Write out every record below exactly as it appears.

The input:
_ _ _

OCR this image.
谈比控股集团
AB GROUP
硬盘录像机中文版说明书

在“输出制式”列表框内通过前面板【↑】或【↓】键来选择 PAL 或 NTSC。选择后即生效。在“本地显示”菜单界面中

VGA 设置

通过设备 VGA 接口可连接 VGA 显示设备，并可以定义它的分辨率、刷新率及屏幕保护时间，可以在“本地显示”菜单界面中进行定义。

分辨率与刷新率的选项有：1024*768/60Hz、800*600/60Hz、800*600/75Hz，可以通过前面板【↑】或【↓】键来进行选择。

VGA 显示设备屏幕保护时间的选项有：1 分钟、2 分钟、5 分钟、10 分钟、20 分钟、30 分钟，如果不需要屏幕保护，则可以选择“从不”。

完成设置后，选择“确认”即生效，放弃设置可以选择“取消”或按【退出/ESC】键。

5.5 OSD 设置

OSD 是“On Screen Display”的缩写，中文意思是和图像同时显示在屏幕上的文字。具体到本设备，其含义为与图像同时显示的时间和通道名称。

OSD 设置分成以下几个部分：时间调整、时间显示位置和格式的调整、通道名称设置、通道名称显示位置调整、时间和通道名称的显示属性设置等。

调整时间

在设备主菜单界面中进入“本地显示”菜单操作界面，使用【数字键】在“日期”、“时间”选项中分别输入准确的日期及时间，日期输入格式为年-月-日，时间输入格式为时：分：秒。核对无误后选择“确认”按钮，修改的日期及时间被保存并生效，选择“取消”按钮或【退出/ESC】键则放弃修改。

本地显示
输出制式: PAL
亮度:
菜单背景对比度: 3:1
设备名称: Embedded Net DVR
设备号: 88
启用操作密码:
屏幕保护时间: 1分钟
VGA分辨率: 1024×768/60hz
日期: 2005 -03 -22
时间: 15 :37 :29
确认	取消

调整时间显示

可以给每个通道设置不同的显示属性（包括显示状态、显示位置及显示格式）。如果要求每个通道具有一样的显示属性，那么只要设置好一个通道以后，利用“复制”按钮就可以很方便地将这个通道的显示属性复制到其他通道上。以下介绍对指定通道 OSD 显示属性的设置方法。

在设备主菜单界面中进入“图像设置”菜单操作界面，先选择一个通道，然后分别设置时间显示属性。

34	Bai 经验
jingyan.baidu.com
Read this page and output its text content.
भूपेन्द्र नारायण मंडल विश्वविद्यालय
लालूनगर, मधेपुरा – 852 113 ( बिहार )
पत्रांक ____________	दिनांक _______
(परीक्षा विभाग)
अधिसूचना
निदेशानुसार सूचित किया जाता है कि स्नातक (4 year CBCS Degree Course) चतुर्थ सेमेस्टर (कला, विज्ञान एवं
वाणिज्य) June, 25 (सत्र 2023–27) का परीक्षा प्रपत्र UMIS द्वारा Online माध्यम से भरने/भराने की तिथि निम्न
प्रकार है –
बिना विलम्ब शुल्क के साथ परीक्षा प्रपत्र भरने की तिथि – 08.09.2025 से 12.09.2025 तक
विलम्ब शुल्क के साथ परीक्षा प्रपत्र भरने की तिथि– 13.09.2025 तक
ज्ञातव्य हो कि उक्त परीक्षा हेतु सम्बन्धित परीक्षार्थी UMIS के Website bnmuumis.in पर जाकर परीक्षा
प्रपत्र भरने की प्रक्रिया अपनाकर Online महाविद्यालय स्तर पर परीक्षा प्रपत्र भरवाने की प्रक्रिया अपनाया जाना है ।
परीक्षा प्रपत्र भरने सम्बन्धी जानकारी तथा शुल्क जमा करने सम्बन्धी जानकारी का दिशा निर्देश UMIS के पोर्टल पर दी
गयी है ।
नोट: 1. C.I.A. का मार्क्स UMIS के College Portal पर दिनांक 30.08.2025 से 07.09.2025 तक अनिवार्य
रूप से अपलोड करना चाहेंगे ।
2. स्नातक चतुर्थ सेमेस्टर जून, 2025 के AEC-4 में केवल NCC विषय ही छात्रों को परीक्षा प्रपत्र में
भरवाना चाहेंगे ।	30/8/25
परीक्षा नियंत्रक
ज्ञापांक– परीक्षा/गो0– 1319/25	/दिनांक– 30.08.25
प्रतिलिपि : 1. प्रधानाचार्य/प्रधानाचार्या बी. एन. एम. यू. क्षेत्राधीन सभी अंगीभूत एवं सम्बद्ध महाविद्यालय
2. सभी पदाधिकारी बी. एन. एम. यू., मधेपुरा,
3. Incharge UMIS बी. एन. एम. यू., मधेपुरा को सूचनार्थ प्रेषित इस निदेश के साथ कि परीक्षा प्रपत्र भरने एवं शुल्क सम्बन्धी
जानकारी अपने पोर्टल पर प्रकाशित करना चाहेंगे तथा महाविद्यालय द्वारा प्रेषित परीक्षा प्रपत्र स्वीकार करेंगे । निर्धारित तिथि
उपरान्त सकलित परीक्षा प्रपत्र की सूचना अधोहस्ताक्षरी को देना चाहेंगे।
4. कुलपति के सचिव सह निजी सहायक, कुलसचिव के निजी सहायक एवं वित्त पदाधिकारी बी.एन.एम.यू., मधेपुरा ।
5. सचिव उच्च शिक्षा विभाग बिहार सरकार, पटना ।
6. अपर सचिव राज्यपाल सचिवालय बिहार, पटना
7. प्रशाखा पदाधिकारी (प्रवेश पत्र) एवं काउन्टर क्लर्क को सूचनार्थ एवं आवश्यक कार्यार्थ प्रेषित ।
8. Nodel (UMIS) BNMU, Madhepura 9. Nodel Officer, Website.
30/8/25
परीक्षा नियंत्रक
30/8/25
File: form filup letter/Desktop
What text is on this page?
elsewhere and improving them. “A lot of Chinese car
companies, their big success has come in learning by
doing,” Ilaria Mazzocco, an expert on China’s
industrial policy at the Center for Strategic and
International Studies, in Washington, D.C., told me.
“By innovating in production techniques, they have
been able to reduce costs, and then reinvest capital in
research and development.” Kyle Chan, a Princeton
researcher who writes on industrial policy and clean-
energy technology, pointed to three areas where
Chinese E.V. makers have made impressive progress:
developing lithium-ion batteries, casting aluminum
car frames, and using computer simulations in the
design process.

_ _ _

Final result:
OCR this image.
谈比控股集团
AB GROUP
硬盘录像机中文版说明书

在“输出制式”列表框内通过前面板【↑】或【↓】键来选择 PAL 或 NTSC。选择后即生效。在“本地显示”菜单界面中

VGA 设置

通过设备 VGA 接口可连接 VGA 显示设备，并可以定义它的分辨率、刷新率及屏幕保护时间，可以在“本地显示”菜单界面中进行定义。

分辨率与刷新率的选项有：1024*768/60Hz、800*600/60Hz、800*600/75Hz，可以通过前面板【↑】或【↓】键来进行选择。

VGA 显示设备屏幕保护时间的选项有：1 分钟、2 分钟、5 分钟、10 分钟、20 分钟、30 分钟，如果不需要屏幕保护，则可以选择“从不”。

完成设置后，选择“确认”即生效，放弃设置可以选择“取消”或按【退出/ESC】键。

5.5 OSD 设置

OSD 是“On Screen Display”的缩写，中文意思是和图像同时显示在屏幕上的文字。具体到本设备，其含义为与图像同时显示的时间和通道名称。

OSD 设置分成以下几个部分：时间调整、时间显示位置和格式的调整、通道名称设置、通道名称显示位置调整、时间和通道名称的显示属性设置等。

调整时间

在设备主菜单界面中进入“本地显示”菜单操作界面，使用【数字键】在“日期”、“时间”选项中分别输入准确的日期及时间，日期输入格式为年-月-日，时间输入格式为时：分：秒。核对无误后选择“确认”按钮，修改的日期及时间被保存并生效，选择“取消”按钮或【退出/ESC】键则放弃修改。

本地显示
输出制式: PAL
亮度:
菜单背景对比度: 3:1
设备名称: Embedded Net DVR
设备号: 88
启用操作密码:
屏幕保护时间: 1分钟
VGA分辨率: 1024×768/60hz
日期: 2005 -03 -22
时间: 15 :37 :29
确认	取消

调整时间显示

可以给每个通道设置不同的显示属性（包括显示状态、显示位置及显示格式）。如果要求每个通道具有一样的显示属性，那么只要设置好一个通道以后，利用“复制”按钮就可以很方便地将这个通道的显示属性复制到其他通道上。以下介绍对指定通道 OSD 显示属性的设置方法。

在设备主菜单界面中进入“图像设置”菜单操作界面，先选择一个通道，然后分别设置时间显示属性。

34	Bai 经验
jingyan.baidu.com
Read this page and output its text content.
भूपेन्द्र नारायण मंडल विश्वविद्यालय
लालूनगर, मधेपुरा – 852 113 ( बिहार )
पत्रांक ____________	दिनांक _______
(परीक्षा विभाग)
अधिसूचना
निदेशानुसार सूचित किया जाता है कि स्नातक (4 year CBCS Degree Course) चतुर्थ सेमेस्टर (कला, विज्ञान एवं
वाणिज्य) June, 25 (सत्र 2023–27) का परीक्षा प्रपत्र UMIS द्वारा Online माध्यम से भरने/भराने की तिथि निम्न
प्रकार है –
बिना विलम्ब शुल्क के साथ परीक्षा प्रपत्र भरने की तिथि – 08.09.2025 से 12.09.2025 तक
विलम्ब शुल्क के साथ परीक्षा प्रपत्र भरने की तिथि– 13.09.2025 तक
ज्ञातव्य हो कि उक्त परीक्षा हेतु सम्बन्धित परीक्षार्थी UMIS के Website bnmuumis.in पर जाकर परीक्षा
प्रपत्र भरने की प्रक्रिया अपनाकर Online महाविद्यालय स्तर पर परीक्षा प्रपत्र भरवाने की प्रक्रिया अपनाया जाना है ।
परीक्षा प्रपत्र भरने सम्बन्धी जानकारी तथा शुल्क जमा करने सम्बन्धी जानकारी का दिशा निर्देश UMIS के पोर्टल पर दी
गयी है ।
नोट: 1. C.I.A. का मार्क्स UMIS के College Portal पर दिनांक 30.08.2025 से 07.09.2025 तक अनिवार्य
रूप से अपलोड करना चाहेंगे ।
2. स्नातक चतुर्थ सेमेस्टर जून, 2025 के AEC-4 में केवल NCC विषय ही छात्रों को परीक्षा प्रपत्र में
भरवाना चाहेंगे ।	30/8/25
परीक्षा नियंत्रक
ज्ञापांक– परीक्षा/गो0– 1319/25	/दिनांक– 30.08.25
प्रतिलिपि : 1. प्रधानाचार्य/प्रधानाचार्या बी. एन. एम. यू. क्षेत्राधीन सभी अंगीभूत एवं सम्बद्ध महाविद्यालय
2. सभी पदाधिकारी बी. एन. एम. यू., मधेपुरा,
3. Incharge UMIS बी. एन. एम. यू., मधेपुरा को सूचनार्थ प्रेषित इस निदेश के साथ कि परीक्षा प्रपत्र भरने एवं शुल्क सम्बन्धी
जानकारी अपने पोर्टल पर प्रकाशित करना चाहेंगे तथा महाविद्यालय द्वारा प्रेषित परीक्षा प्रपत्र स्वीकार करेंगे । निर्धारित तिथि
उपरान्त सकलित परीक्षा प्रपत्र की सूचना अधोहस्ताक्षरी को देना चाहेंगे।
4. कुलपति के सचिव सह निजी सहायक, कुलसचिव के निजी सहायक एवं वित्त पदाधिकारी बी.एन.एम.यू., मधेपुरा ।
5. सचिव उच्च शिक्षा विभाग बिहार सरकार, पटना ।
6. अपर सचिव राज्यपाल सचिवालय बिहार, पटना
7. प्रशाखा पदाधिकारी (प्रवेश पत्र) एवं काउन्टर क्लर्क को सूचनार्थ एवं आवश्यक कार्यार्थ प्रेषित ।
8. Nodel (UMIS) BNMU, Madhepura 9. Nodel Officer, Website.
30/8/25
परीक्षा नियंत्रक
30/8/25
File: form filup letter/Desktop
What text is on this page?
elsewhere and improving them. “A lot of Chinese car
companies, their big success has come in learning by
doing,” Ilaria Mazzocco, an expert on China’s
industrial policy at the Center for Strategic and
International Studies, in Washington, D.C., told me.
“By innovating in production techniques, they have
been able to reduce costs, and then reinvest capital in
research and development.” Kyle Chan, a Princeton
researcher who writes on industrial policy and clean-
energy technology, pointed to three areas where
Chinese E.V. makers have made impressive progress:
developing lithium-ion batteries, casting aluminum
car frames, and using computer simulations in the
design process.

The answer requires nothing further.